• THE TASK: The data below must be copied in full and without any change.

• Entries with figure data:
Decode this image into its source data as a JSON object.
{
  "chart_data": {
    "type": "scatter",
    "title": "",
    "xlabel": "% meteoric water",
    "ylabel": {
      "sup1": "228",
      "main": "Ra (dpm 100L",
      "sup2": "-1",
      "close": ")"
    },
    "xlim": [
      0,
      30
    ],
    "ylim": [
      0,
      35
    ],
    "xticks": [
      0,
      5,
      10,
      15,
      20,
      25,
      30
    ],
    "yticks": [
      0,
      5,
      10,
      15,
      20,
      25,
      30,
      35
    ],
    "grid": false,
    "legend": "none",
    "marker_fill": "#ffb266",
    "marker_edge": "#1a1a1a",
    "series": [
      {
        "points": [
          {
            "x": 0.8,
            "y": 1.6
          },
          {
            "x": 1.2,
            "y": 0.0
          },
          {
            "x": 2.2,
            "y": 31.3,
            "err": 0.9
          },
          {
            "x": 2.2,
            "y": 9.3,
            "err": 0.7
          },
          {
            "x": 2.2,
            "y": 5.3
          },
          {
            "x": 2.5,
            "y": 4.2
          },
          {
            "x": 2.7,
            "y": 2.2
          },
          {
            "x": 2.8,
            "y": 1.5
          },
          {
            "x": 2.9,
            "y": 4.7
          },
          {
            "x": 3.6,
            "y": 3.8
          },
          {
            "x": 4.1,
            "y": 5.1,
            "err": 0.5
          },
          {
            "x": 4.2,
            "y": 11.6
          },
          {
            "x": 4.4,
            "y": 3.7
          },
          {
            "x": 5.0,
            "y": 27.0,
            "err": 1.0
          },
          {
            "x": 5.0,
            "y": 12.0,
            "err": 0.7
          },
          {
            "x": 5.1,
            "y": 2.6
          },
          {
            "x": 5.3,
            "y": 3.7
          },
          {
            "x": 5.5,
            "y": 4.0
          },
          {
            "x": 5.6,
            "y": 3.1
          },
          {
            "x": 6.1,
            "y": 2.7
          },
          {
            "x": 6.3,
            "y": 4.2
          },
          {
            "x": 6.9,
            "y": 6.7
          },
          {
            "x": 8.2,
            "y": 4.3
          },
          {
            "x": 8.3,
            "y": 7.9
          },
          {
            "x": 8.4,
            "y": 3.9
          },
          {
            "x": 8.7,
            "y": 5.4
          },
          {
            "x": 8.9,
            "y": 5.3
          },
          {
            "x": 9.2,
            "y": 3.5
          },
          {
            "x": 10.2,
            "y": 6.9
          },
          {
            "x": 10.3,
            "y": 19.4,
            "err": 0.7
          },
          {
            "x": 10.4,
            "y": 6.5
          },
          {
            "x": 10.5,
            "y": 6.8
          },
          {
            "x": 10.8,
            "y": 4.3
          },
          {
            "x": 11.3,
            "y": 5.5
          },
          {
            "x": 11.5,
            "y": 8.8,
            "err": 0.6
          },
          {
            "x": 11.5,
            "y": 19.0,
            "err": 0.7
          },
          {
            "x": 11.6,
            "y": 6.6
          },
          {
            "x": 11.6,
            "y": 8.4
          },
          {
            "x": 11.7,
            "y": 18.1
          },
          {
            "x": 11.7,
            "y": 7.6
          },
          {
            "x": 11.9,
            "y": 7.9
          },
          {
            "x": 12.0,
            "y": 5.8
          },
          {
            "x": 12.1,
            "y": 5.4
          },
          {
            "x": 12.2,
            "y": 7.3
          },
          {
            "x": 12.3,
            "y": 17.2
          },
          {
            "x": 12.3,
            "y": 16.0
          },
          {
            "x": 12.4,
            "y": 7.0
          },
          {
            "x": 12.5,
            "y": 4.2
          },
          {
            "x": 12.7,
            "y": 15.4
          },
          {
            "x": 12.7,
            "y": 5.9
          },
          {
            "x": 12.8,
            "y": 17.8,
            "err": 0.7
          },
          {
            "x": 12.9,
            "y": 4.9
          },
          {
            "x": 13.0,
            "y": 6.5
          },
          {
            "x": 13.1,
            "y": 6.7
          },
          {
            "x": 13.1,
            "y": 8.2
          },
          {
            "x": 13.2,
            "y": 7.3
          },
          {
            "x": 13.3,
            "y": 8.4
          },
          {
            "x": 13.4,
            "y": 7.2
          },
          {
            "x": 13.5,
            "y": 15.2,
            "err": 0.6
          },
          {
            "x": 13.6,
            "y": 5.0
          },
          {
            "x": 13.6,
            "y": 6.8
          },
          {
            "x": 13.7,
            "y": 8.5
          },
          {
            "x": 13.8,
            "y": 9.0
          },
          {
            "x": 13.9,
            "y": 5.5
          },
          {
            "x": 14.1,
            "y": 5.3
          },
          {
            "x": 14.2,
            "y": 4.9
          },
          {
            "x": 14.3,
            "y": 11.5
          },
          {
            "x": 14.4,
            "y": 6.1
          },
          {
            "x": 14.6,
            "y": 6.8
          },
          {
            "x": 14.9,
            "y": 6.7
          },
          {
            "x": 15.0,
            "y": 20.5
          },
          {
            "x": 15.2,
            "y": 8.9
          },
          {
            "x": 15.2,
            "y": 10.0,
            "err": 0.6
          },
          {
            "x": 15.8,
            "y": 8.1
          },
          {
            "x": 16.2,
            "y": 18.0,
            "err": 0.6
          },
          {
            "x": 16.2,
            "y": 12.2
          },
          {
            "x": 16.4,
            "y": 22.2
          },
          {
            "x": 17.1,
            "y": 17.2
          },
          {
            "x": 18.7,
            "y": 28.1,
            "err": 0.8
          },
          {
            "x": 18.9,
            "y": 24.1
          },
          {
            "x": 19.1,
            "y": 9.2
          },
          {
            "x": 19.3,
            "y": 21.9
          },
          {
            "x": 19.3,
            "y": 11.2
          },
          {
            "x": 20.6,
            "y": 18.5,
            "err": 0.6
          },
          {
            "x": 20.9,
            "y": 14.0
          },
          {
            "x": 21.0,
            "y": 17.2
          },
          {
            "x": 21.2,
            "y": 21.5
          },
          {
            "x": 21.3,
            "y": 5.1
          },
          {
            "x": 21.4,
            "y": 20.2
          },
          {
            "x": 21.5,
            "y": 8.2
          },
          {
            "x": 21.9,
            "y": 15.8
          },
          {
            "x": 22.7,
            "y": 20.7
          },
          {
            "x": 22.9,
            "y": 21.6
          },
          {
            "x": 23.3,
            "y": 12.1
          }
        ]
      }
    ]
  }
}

• OUTPUT OF THE EXERCISE:
Decode this image into its source data as a JSON object.
{
  "chart_data": {
    "type": "scatter",
    "title": "",
    "xlabel": "% meteoric water",
    "ylabel": {
      "sup1": "228",
      "main": "Ra (dpm 100L",
      "sup2": "-1",
      "close": ")"
    },
    "xlim": [
      0,
      30
    ],
    "ylim": [
      0,
      35
    ],
    "xticks": [
      0,
      5,
      10,
      15,
      20,
      25,
      30
    ],
    "yticks": [
      0,
      5,
      10,
      15,
      20,
      25,
      30,
      35
    ],
    "grid": false,
    "legend": "none",
    "marker_fill": "#ffb266",
    "marker_edge": "#1a1a1a",
    "series": [
      {
        "points": [
          {
            "x": 0.8,
            "y": 1.6
          },
          {
            "x": 1.2,
            "y": 0.0
          },
          {
            "x": 2.2,
            "y": 31.3,
            "err": 0.9
          },
          {
            "x": 2.2,
            "y": 9.3,
            "err": 0.7
          },
          {
            "x": 2.2,
            "y": 5.3
          },
          {
            "x": 2.5,
            "y": 4.2
          },
          {
            "x": 2.7,
            "y": 2.2
          },
          {
            "x": 2.8,
            "y": 1.5
          },
          {
            "x": 2.9,
            "y": 4.7
          },
          {
            "x": 3.6,
            "y": 3.8
          },
          {
            "x": 4.1,
            "y": 5.1,
            "err": 0.5
          },
          {
            "x": 4.2,
            "y": 11.6
          },
          {
            "x": 4.4,
            "y": 3.7
          },
          {
            "x": 5.0,
            "y": 27.0,
            "err": 1.0
          },
          {
            "x": 5.0,
            "y": 12.0,
            "err": 0.7
          },
          {
            "x": 5.1,
            "y": 2.6
          },
          {
            "x": 5.3,
            "y": 3.7
          },
          {
            "x": 5.5,
            "y": 4.0
          },
          {
            "x": 5.6,
            "y": 3.1
          },
          {
            "x": 6.1,
            "y": 2.7
          },
          {
            "x": 6.3,
            "y": 4.2
          },
          {
            "x": 6.9,
            "y": 6.7
          },
          {
            "x": 8.2,
            "y": 4.3
          },
          {
            "x": 8.3,
            "y": 7.9
          },
          {
            "x": 8.4,
            "y": 3.9
          },
          {
            "x": 8.7,
            "y": 5.4
          },
          {
            "x": 8.9,
            "y": 5.3
          },
          {
            "x": 9.2,
            "y": 3.5
          },
          {
            "x": 10.2,
            "y": 6.9
          },
          {
            "x": 10.3,
            "y": 19.4,
            "err": 0.7
          },
          {
            "x": 10.4,
            "y": 6.5
          },
          {
            "x": 10.5,
            "y": 6.8
          },
          {
            "x": 10.8,
            "y": 4.3
          },
          {
            "x": 11.3,
            "y": 5.5
          },
          {
            "x": 11.5,
            "y": 8.8,
            "err": 0.6
          },
          {
            "x": 11.5,
            "y": 19.0,
            "err": 0.7
          },
          {
            "x": 11.6,
            "y": 6.6
          },
          {
            "x": 11.6,
            "y": 8.4
          },
          {
            "x": 11.7,
            "y": 18.1
          },
          {
            "x": 11.7,
            "y": 7.6
          },
          {
            "x": 11.9,
            "y": 7.9
          },
          {
            "x": 12.0,
            "y": 5.8
          },
          {
            "x": 12.1,
            "y": 5.4
          },
          {
            "x": 12.2,
            "y": 7.3
          },
          {
            "x": 12.3,
            "y": 17.2
          },
          {
            "x": 12.3,
            "y": 16.0
          },
          {
            "x": 12.4,
            "y": 7.0
          },
          {
            "x": 12.5,
            "y": 4.2
          },
          {
            "x": 12.7,
            "y": 15.4
          },
          {
            "x": 12.7,
            "y": 5.9
          },
          {
            "x": 12.8,
            "y": 17.8,
            "err": 0.7
          },
          {
            "x": 12.9,
            "y": 4.9
          },
          {
            "x": 13.0,
            "y": 6.5
          },
          {
            "x": 13.1,
            "y": 6.7
          },
          {
            "x": 13.1,
            "y": 8.2
          },
          {
            "x": 13.2,
            "y": 7.3
          },
          {
            "x": 13.3,
            "y": 8.4
          },
          {
            "x": 13.4,
            "y": 7.2
          },
          {
            "x": 13.5,
            "y": 15.2,
            "err": 0.6
          },
          {
            "x": 13.6,
            "y": 5.0
          },
          {
            "x": 13.6,
            "y": 6.8
          },
          {
            "x": 13.7,
            "y": 8.5
          },
          {
            "x": 13.8,
            "y": 9.0
          },
          {
            "x": 13.9,
            "y": 5.5
          },
          {
            "x": 14.1,
            "y": 5.3
          },
          {
            "x": 14.2,
            "y": 4.9
          },
          {
            "x": 14.3,
            "y": 11.5
          },
          {
            "x": 14.4,
            "y": 6.1
          },
          {
            "x": 14.6,
            "y": 6.8
          },
          {
            "x": 14.9,
            "y": 6.7
          },
          {
            "x": 15.0,
            "y": 20.5
          },
          {
            "x": 15.2,
            "y": 8.9
          },
          {
            "x": 15.2,
            "y": 10.0,
            "err": 0.6
          },
          {
            "x": 15.8,
            "y": 8.1
          },
          {
            "x": 16.2,
            "y": 18.0,
            "err": 0.6
          },
          {
            "x": 16.2,
            "y": 12.2
          },
          {
            "x": 16.4,
            "y": 22.2
          },
          {
            "x": 17.1,
            "y": 17.2
          },
          {
            "x": 18.7,
            "y": 28.1,
            "err": 0.8
          },
          {
            "x": 18.9,
            "y": 24.1
          },
          {
            "x": 19.1,
            "y": 9.2
          },
          {
            "x": 19.3,
            "y": 21.9
          },
          {
            "x": 19.3,
            "y": 11.2
          },
          {
            "x": 20.6,
            "y": 18.5,
            "err": 0.6
          },
          {
            "x": 20.9,
            "y": 14.0
          },
          {
            "x": 21.0,
            "y": 17.2
          },
          {
            "x": 21.2,
            "y": 21.5
          },
          {
            "x": 21.3,
            "y": 5.1
          },
          {
            "x": 21.4,
            "y": 20.2
          },
          {
            "x": 21.5,
            "y": 8.2
          },
          {
            "x": 21.9,
            "y": 15.8
          },
          {
            "x": 22.7,
            "y": 20.7
          },
          {
            "x": 22.9,
            "y": 21.6
          },
          {
            "x": 23.3,
            "y": 12.1
          }
        ]
      }
    ]
  }
}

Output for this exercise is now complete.